◆ THE EXERCISE ◆
In your copy, repeat the records exactly and leave out the pictures.

Saved entries
- - -
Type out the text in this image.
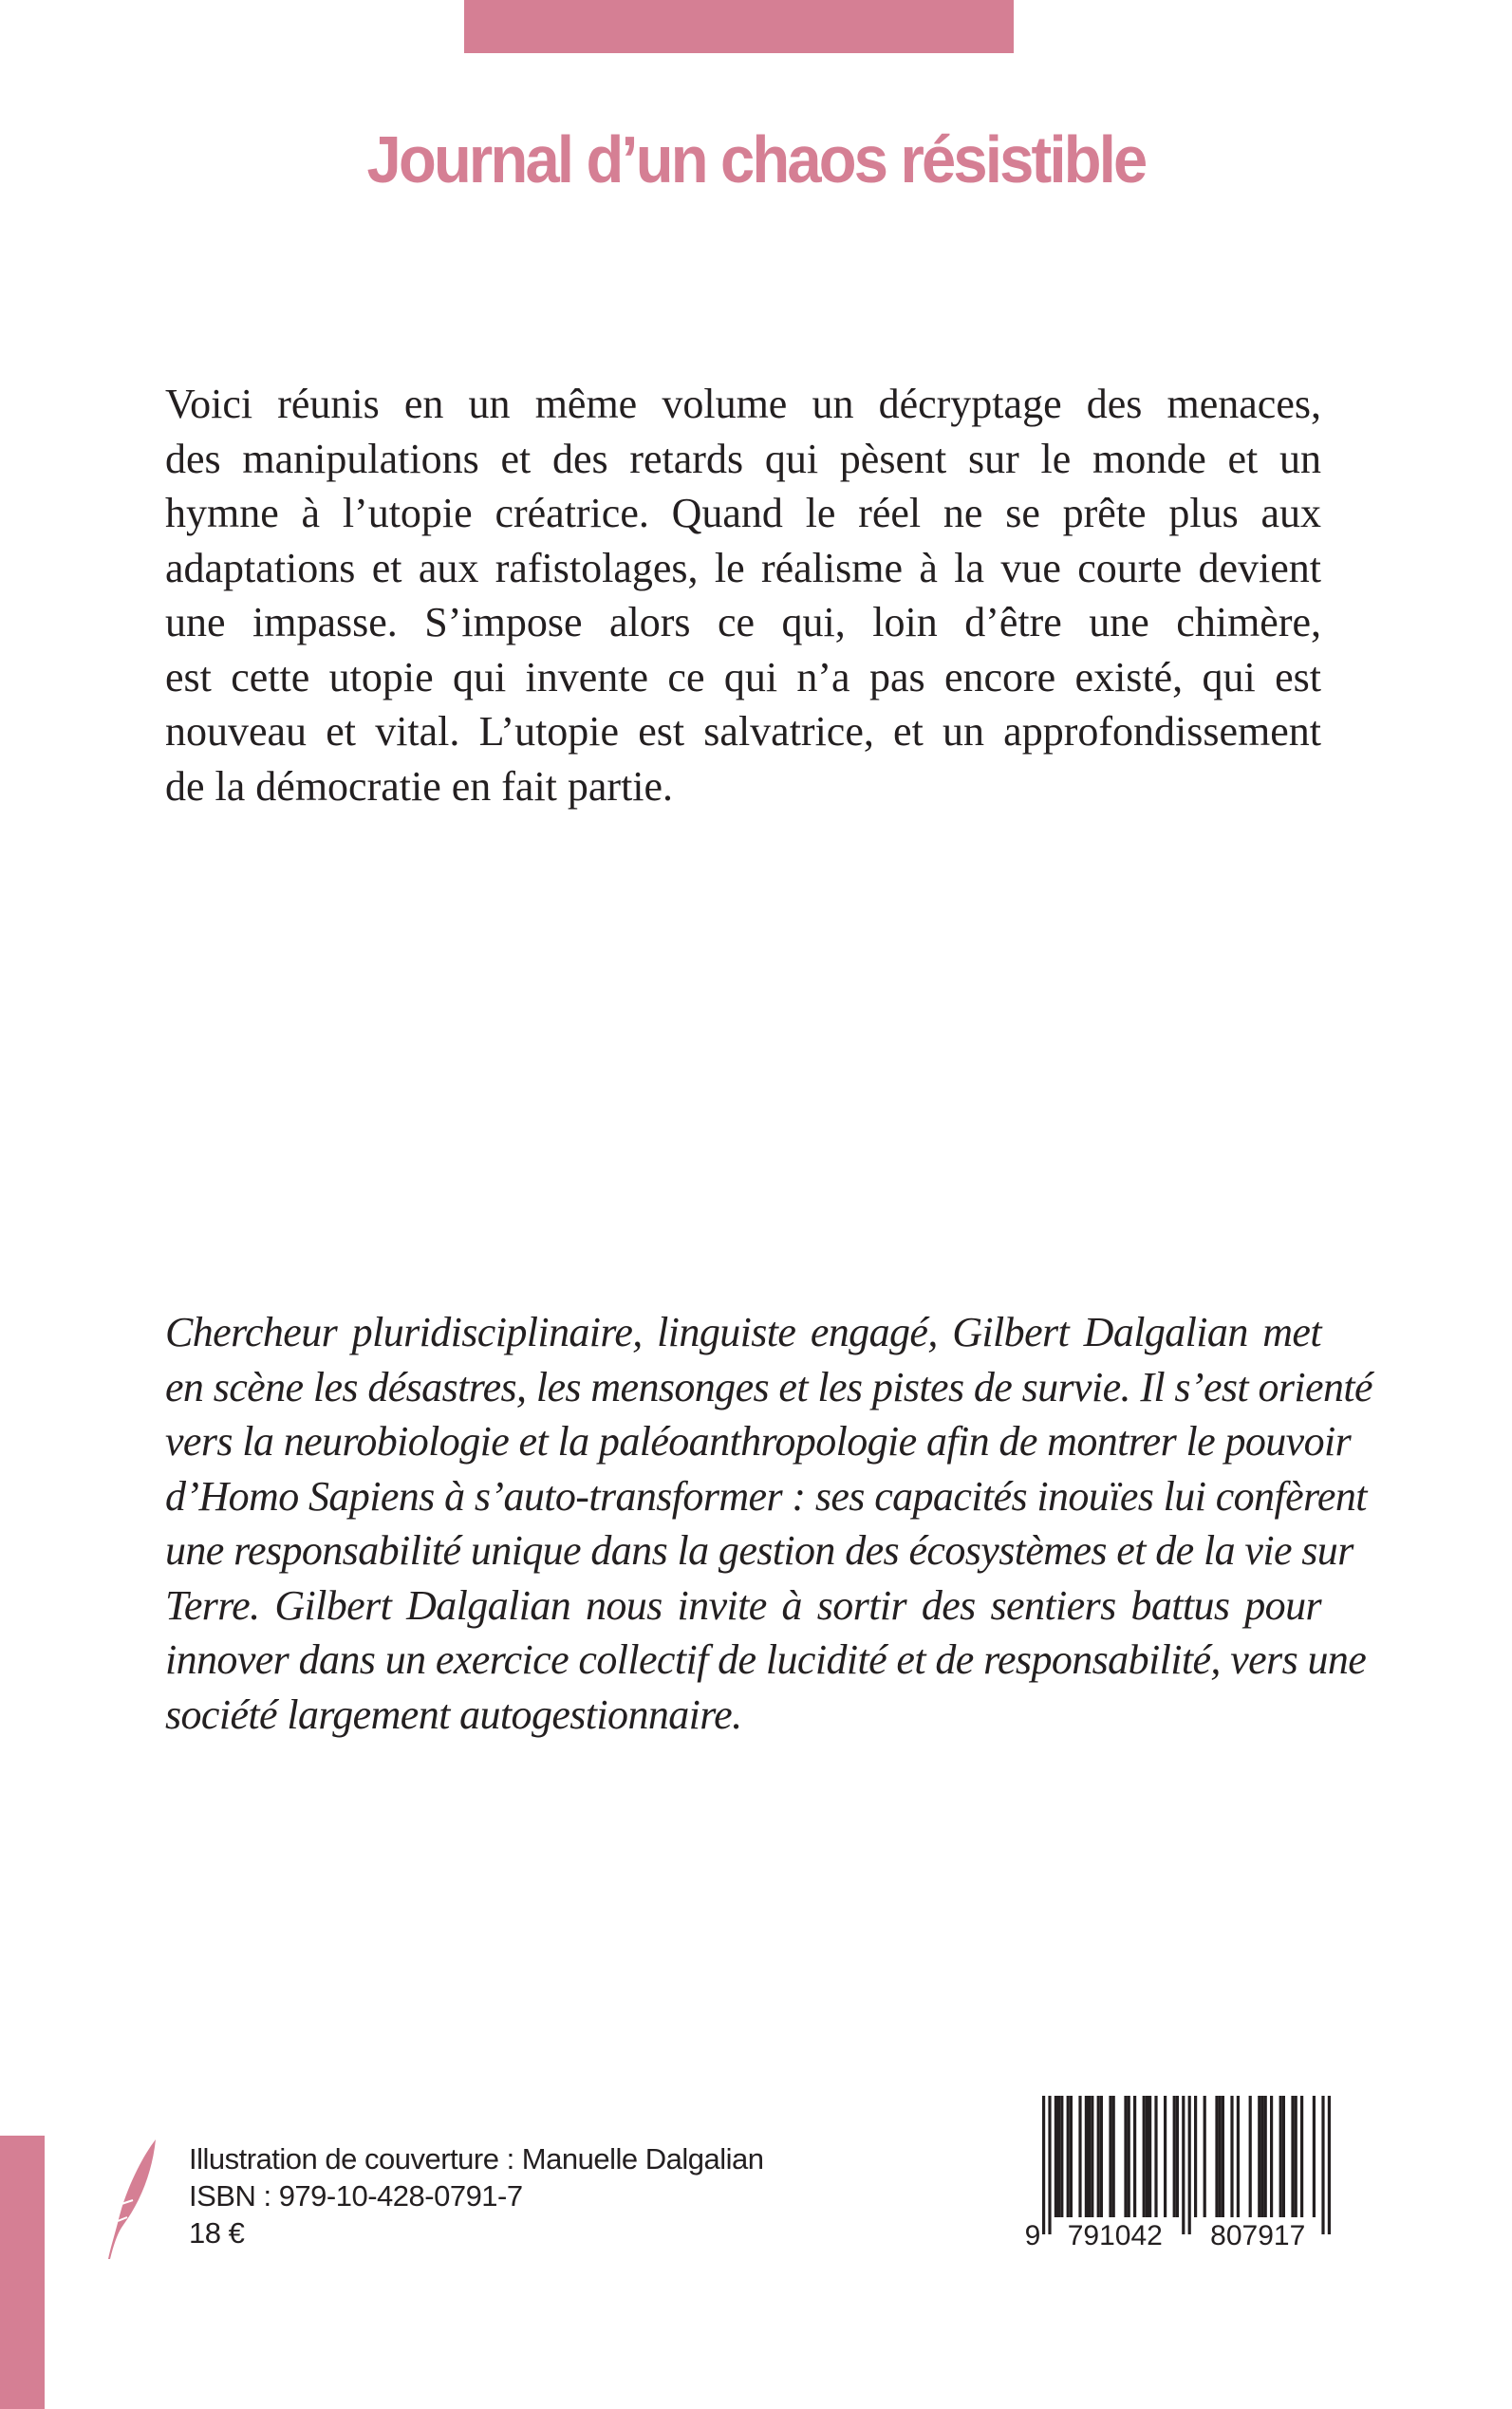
Journal d’un chaos résistible
Voici réunis en un même volume un décryptage des menaces,
des manipulations et des retards qui pèsent sur le monde et un
hymne à l’utopie créatrice. Quand le réel ne se prête plus aux
adaptations et aux rafistolages, le réalisme à la vue courte devient
une impasse. S’impose alors ce qui, loin d’être une chimère,
est cette utopie qui invente ce qui n’a pas encore existé, qui est
nouveau et vital. L’utopie est salvatrice, et un approfondissement
de la démocratie en fait partie.
Chercheur pluridisciplinaire, linguiste engagé, Gilbert Dalgalian met
en scène les désastres, les mensonges et les pistes de survie. Il s’est orienté
vers la neurobiologie et la paléoanthropologie afin de montrer le pouvoir
d’Homo Sapiens à s’auto-transformer : ses capacités inouïes lui confèrent
une responsabilité unique dans la gestion des écosystèmes et de la vie sur
Terre. Gilbert Dalgalian nous invite à sortir des sentiers battus pour
innover dans un exercice collectif de lucidité et de responsabilité, vers une
société largement autogestionnaire.
Illustration de couverture : Manuelle Dalgalian
ISBN : 979-10-428-0791-7
18 €	9 791042 807917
- - -
◆ THE OUTPUT ◆
Type out the text in this image.
Journal d’un chaos résistible
Voici réunis en un même volume un décryptage des menaces,
des manipulations et des retards qui pèsent sur le monde et un
hymne à l’utopie créatrice. Quand le réel ne se prête plus aux
adaptations et aux rafistolages, le réalisme à la vue courte devient
une impasse. S’impose alors ce qui, loin d’être une chimère,
est cette utopie qui invente ce qui n’a pas encore existé, qui est
nouveau et vital. L’utopie est salvatrice, et un approfondissement
de la démocratie en fait partie.
Chercheur pluridisciplinaire, linguiste engagé, Gilbert Dalgalian met
en scène les désastres, les mensonges et les pistes de survie. Il s’est orienté
vers la neurobiologie et la paléoanthropologie afin de montrer le pouvoir
d’Homo Sapiens à s’auto-transformer : ses capacités inouïes lui confèrent
une responsabilité unique dans la gestion des écosystèmes et de la vie sur
Terre. Gilbert Dalgalian nous invite à sortir des sentiers battus pour
innover dans un exercice collectif de lucidité et de responsabilité, vers une
société largement autogestionnaire.
Illustration de couverture : Manuelle Dalgalian
ISBN : 979-10-428-0791-7
18 €	9 791042 807917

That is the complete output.